● **EXERCISES**:
a – Reproduce word for word the passage of the journal entries that begins with the words "-Hallow app and" and ends with "lows of life.".
b – In the journal entries, what is Sankofa described as?

━━ GIVEN TEXT

Friday, March 20, 2026

The First of Spring

 This week I have been internally preparing for this weekend. A few months ago, I reached out to the  Monastery of the Holy Cross, inquiring about doing a silent retreat and staying in their guest lodgings and observing and participating in the prayer life practiced by the Benedictine monks here in the city. I got a response and a Friar Edward got back to me saying that the guest house would be closed for the the first few months of the year for renovations. He informed me that the house would reopen in March - at the time, I randomly scanned my calendar and my eye fell on the weekend of March 20th. 

Fast forward and here we are, on the first day of Spring and more than halfway through the Lenten season. I'll be making my way down to the monastery in an hour or so and wanted to jot down a few thoughts before beginning this internal journey of coming back home to the Lord. I don't think it's happenstance that my silent retreat ended up being scheduled for this weekend; indeed, even as I have observed the lives of my friends speeding by I myself have slowed down and remained in stasis. Far from complacency, this season of internally slowing down has compelled me to shut off certain distractions to create greater awareness of God and greater intimacy with him. This weekend will be the cherry on top of a season where I sense God taking me to deeper waters. In fact, what I'm saying yes to this weekend is an opportunity to go on an adventure with the Holy Spirit and to be open to whatever Spirit wants to do within me and whatever Spirit wants to say to me. I desire to return just a fraction altered and more healed than when I entered this weekend. 

As Bonhoeffer puts it, "Only in aloneness do we learn to live rightly in community." Mirroring Richard Foster's reflections in 'Celebration of Discipline', my prayer is that the fruit of this time of solitude is increased sensitivity and compassion for others. And ultimately, a deeper fire for the Lord. 

Monday, March 9, 2026

Thankful List:

-Being unencumbered by social media and being completely off it for Lent 

-Hallow app and reading 'Celebration of Discipline' by Richard Foster and realizing that the invitation to know God deeper is always present - it's just a matter of creating space to know him more deeply 

-Prayer call and the individuals in the group 

-Having Dave and Geri over for dinner 

-Changing seasons - Janet got offered a position at a health equity venture capital firm in New York City and will be moving. Yesterday, unexpectedly, she called me out when she was on stage leading worship and it was such a tender, beautiful moment. Thankful for Janet and the many years we have lived life in Chicago together, in beloved community, through the highs and lows of life. 

-Time up in Mundelein spending time with Sarah and Scott. Julian, Valerie, Tina and I spent the entire afternoon/evening with Sarah and Scott and it was such a lovely time filled with good food and laughter 


Friday, February 27, 2026

Ash Wednesday/Lent/Sankofa + Coming Home to the Great Banquet

The day prior to leaving for Sankofa, I scribbled down the following thoughts:

Today is Ash Wednesday, a day that marks the start of the Lent season. This year, there is a desire within me to step into Lent with intentionality and to lean into the invitation to go deeper in my relationship with the Lord. I'll be fasting from social media and alcohol and will create space each day to encounter the Lord and deepen intimacy. It seems befitting that a group of us will be flying out to Atlanta early tomorrow morning to embark on Sankofa, a four-day interracial prayer journey that will emulate the journey the freedom riders took during the Civil Rights Movement. We will take a step back into time to bear witness, to see, learn and lament what has come to pass and what still exists and continues to be pervasive in the landscape of the United States, namely the demonic stronghold that is White Supremacy. I hope to come back with eyes wide open, with clearer vision, and a deeper understanding of what it means to follow Christ and love him and others.

━━━━
━━ EXTRACTED DATA

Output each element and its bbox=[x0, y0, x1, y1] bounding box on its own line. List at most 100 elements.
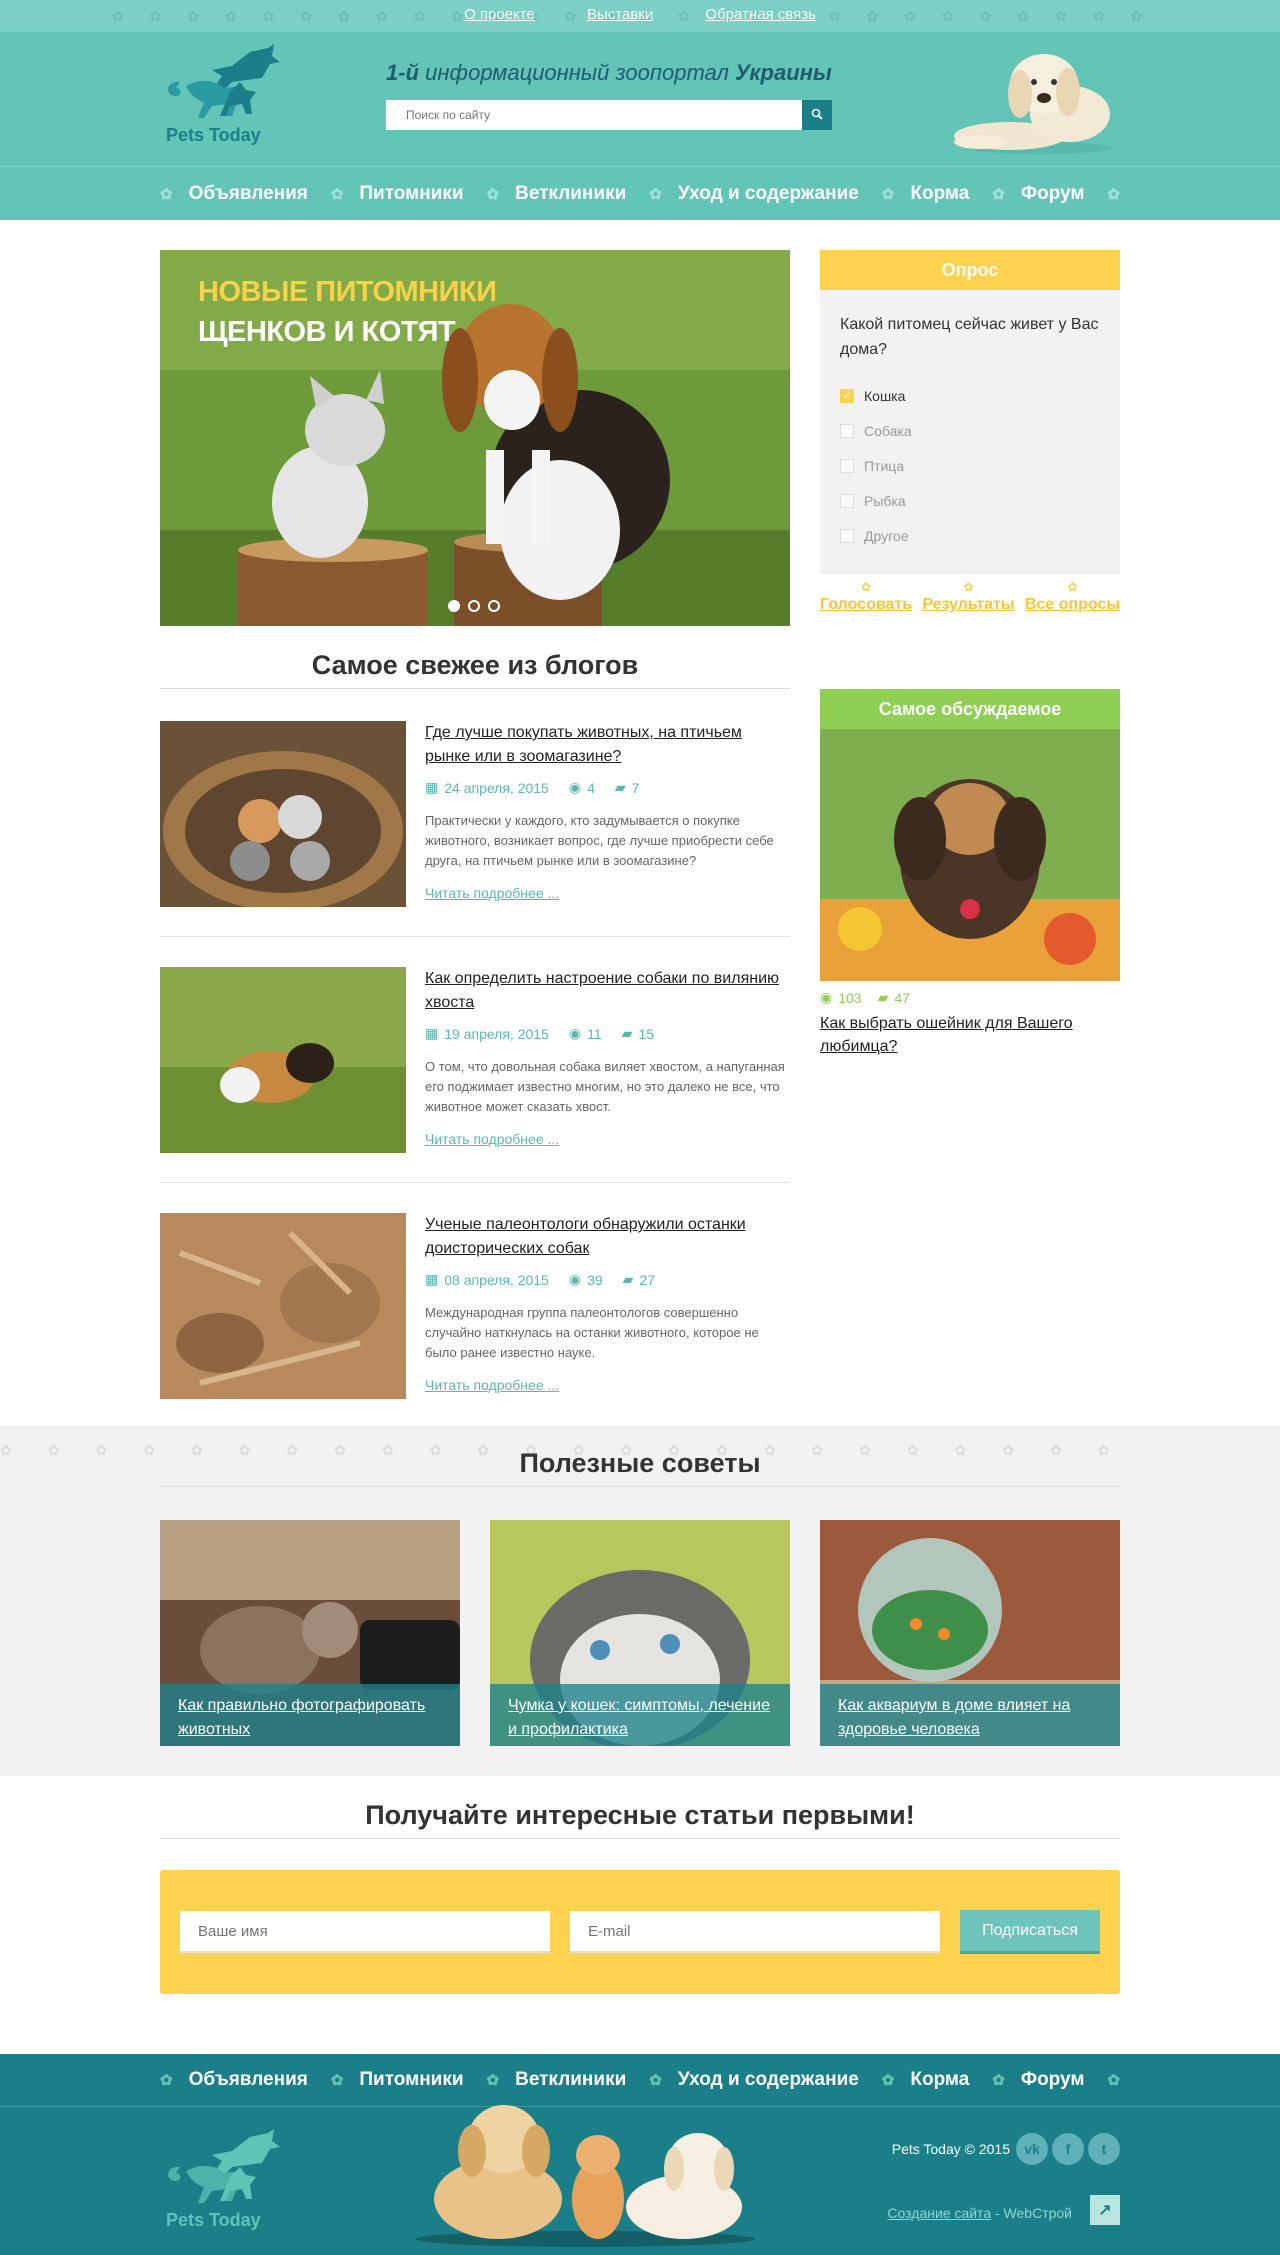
top-link-about[interactable]: О проекте bbox=[464, 6, 535, 23]
name-field[interactable] bbox=[180, 1911, 550, 1953]
nav-item-ads[interactable]: ✿ Объявления bbox=[160, 183, 308, 205]
credit-link[interactable]: Создание сайта bbox=[887, 2205, 991, 2221]
nav-label: Уход и содержание bbox=[677, 183, 859, 204]
most-discussed-post-title[interactable]: Как выбрать ошейник для Вашего любимца? bbox=[820, 1015, 1073, 1055]
tip-card[interactable]: Как правильно фотографировать животных bbox=[160, 1520, 460, 1746]
webstroy-icon[interactable]: ↗ bbox=[1090, 2195, 1120, 2225]
poll-option-bird[interactable]: Птица bbox=[840, 448, 1100, 483]
post-thumbnail[interactable] bbox=[160, 1213, 406, 1399]
slider-dots bbox=[448, 600, 500, 612]
slogan-country: Украины bbox=[735, 60, 832, 85]
nav-item-care[interactable]: ✿ Уход и содержание bbox=[649, 183, 859, 205]
footer-nav-care[interactable]: ✿ Уход и содержание bbox=[649, 2069, 859, 2091]
post-date: ▦ 08 апреля, 2015 bbox=[425, 1271, 549, 1288]
blogs-section-header: Самое свежее из блогов bbox=[160, 650, 790, 689]
tip-caption: Как правильно фотографировать животных bbox=[160, 1684, 460, 1746]
calendar-icon: ▦ bbox=[425, 779, 439, 795]
all-polls-link[interactable]: Все опросы bbox=[1025, 596, 1120, 613]
footer-logo-text: Pets Today bbox=[166, 2210, 261, 2230]
poll-body: Какой питомец сейчас живет у Вас дома? ✓… bbox=[820, 290, 1120, 574]
nav-item-kennels[interactable]: ✿ Питомники bbox=[331, 183, 464, 205]
nav-item-forum[interactable]: ✿ Форум bbox=[992, 183, 1084, 205]
most-discussed-image[interactable] bbox=[820, 729, 1120, 981]
read-more-link[interactable]: Читать подробнее ... bbox=[425, 885, 559, 901]
post-thumbnail[interactable] bbox=[160, 967, 406, 1153]
read-more-link[interactable]: Читать подробнее ... bbox=[425, 1377, 559, 1393]
post-comments: ▰ 7 bbox=[615, 779, 640, 796]
post-date-text: 24 апреля, 2015 bbox=[444, 779, 549, 796]
search-input[interactable] bbox=[386, 100, 802, 130]
footer-nav-food[interactable]: ✿ Корма bbox=[882, 2069, 970, 2091]
blogs-title: Самое свежее из блогов bbox=[160, 650, 790, 689]
subscribe-button[interactable]: Подписаться bbox=[960, 1910, 1100, 1954]
slogan-prefix: 1-й bbox=[386, 60, 419, 85]
nav-item-food[interactable]: ✿ Корма bbox=[882, 183, 970, 205]
tip-card[interactable]: Как аквариум в доме влияет на здоровье ч… bbox=[820, 1520, 1120, 1746]
nav-label: Питомники bbox=[359, 2069, 464, 2090]
logo-pets-icon bbox=[168, 44, 280, 118]
post-excerpt: О том, что довольная собака виляет хвост… bbox=[425, 1059, 785, 1114]
results-link[interactable]: Результаты bbox=[922, 596, 1014, 613]
footer-nav-kennels[interactable]: ✿ Питомники bbox=[331, 2069, 464, 2091]
blog-post: Как определить настроение собаки по виля… bbox=[160, 967, 790, 1183]
facebook-icon[interactable]: f bbox=[1052, 2133, 1084, 2165]
post-views: ◉ 4 bbox=[569, 779, 595, 796]
calendar-icon: ▦ bbox=[425, 1271, 439, 1287]
paw-icon: ✿ bbox=[881, 186, 895, 203]
slider-dot-2[interactable] bbox=[468, 600, 480, 612]
tip-card[interactable]: Чумка у кошек: симптомы, лечение и профи… bbox=[490, 1520, 790, 1746]
subscribe-title: Получайте интересные статьи первыми! bbox=[160, 1776, 1120, 1839]
comment-icon: ▰ bbox=[614, 779, 626, 795]
nav-item-vet-clinics[interactable]: ✿ Ветклиники bbox=[487, 183, 627, 205]
paw-icon: ✿ bbox=[992, 2072, 1005, 2089]
post-title[interactable]: Ученые палеонтологи обнаружили останки д… bbox=[425, 1213, 790, 1261]
post-comments: ▰ 27 bbox=[623, 1271, 655, 1288]
footer-nav-ads[interactable]: ✿ Объявления bbox=[160, 2069, 308, 2091]
post-divider bbox=[160, 1182, 790, 1183]
credit-text: - WebСтрой bbox=[991, 2205, 1072, 2221]
nav-label: Ветклиники bbox=[515, 183, 627, 204]
post-title[interactable]: Как определить настроение собаки по виля… bbox=[425, 967, 790, 1015]
main-content: Новые питомники щенков и котят Самое свеж… bbox=[160, 220, 1120, 1426]
vk-icon[interactable]: vk bbox=[1016, 2133, 1048, 2165]
hero-line-1: Новые питомники bbox=[198, 276, 497, 308]
top-link-exhibitions[interactable]: Выставки bbox=[587, 6, 653, 23]
discussed-views: ◉ 103 bbox=[820, 989, 862, 1006]
search-button[interactable] bbox=[802, 100, 832, 130]
footer-nav-vet-clinics[interactable]: ✿ Ветклиники bbox=[487, 2069, 627, 2091]
nav-label: Питомники bbox=[359, 183, 464, 204]
comment-icon: ▰ bbox=[621, 1025, 633, 1041]
poll-question: Какой питомец сейчас живет у Вас дома? bbox=[840, 316, 1099, 358]
footer-nav-forum[interactable]: ✿ Форум bbox=[992, 2069, 1084, 2091]
tip-caption: Чумка у кошек: симптомы, лечение и профи… bbox=[490, 1684, 790, 1746]
tip-caption: Как аквариум в доме влияет на здоровье ч… bbox=[820, 1684, 1120, 1746]
nav-label: Объявления bbox=[188, 183, 308, 204]
poll-option-dog[interactable]: Собака bbox=[840, 413, 1100, 448]
post-title[interactable]: Где лучше покупать животных, на птичьем … bbox=[425, 721, 790, 769]
blog-post: Ученые палеонтологи обнаружили останки д… bbox=[160, 1213, 790, 1399]
slider-dot-3[interactable] bbox=[488, 600, 500, 612]
twitter-icon[interactable]: t bbox=[1088, 2133, 1120, 2165]
paw-icon: ✿ bbox=[1067, 580, 1078, 594]
post-comments: ▰ 15 bbox=[622, 1025, 654, 1042]
checkbox-icon bbox=[840, 528, 854, 543]
most-discussed-widget: Самое обсуждаемое ◉ 103 ▰ 47 Как выбрать о… bbox=[820, 689, 1120, 1058]
post-views: ◉ 39 bbox=[569, 1271, 603, 1288]
eye-icon: ◉ bbox=[568, 779, 582, 795]
slider-dot-1[interactable] bbox=[448, 600, 460, 612]
poll-option-fish[interactable]: Рыбка bbox=[840, 483, 1100, 518]
site-logo[interactable]: Pets Today bbox=[160, 42, 280, 152]
hero-slider[interactable]: Новые питомники щенков и котят bbox=[160, 250, 790, 626]
search-form bbox=[386, 100, 832, 130]
top-link-feedback[interactable]: Обратная связь bbox=[705, 6, 816, 23]
slogan-middle: информационный зоопортал bbox=[419, 60, 736, 85]
poll-option-cat[interactable]: ✓ Кошка bbox=[840, 378, 1100, 413]
poll-option-other[interactable]: Другое bbox=[840, 518, 1100, 553]
comment-icon: ▰ bbox=[877, 989, 889, 1005]
nav-label: Уход и содержание bbox=[677, 2069, 859, 2090]
vote-button[interactable]: Голосовать bbox=[820, 596, 912, 613]
read-more-link[interactable]: Читать подробнее ... bbox=[425, 1131, 559, 1147]
post-thumbnail[interactable] bbox=[160, 721, 406, 907]
footer-logo[interactable]: Pets Today bbox=[160, 2127, 280, 2237]
email-field[interactable] bbox=[570, 1911, 940, 1953]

━━━━

● **SOLUTIONS BY TASK**:
a –
-Hallow app and reading 'Celebration of Discipline' by Richard Foster and realizing that the invitation to know God deeper is always present - it's just a matter of creating space to know him more deeply 

-Prayer call and the individuals in the group 

-Having Dave and Geri over for dinner 

-Changing seasons - Janet got offered a position at a health equity venture capital firm in New York City and will be moving. Yesterday, unexpectedly, she called me out when she was on stage leading worship and it was such a tender, beautiful moment. Thankful for Janet and the many years we have lived life in Chicago together, in beloved community, through the highs and lows of life.

b – A four-day interracial prayer journey that emulates the journey the freedom riders took during the Civil Rights Movement.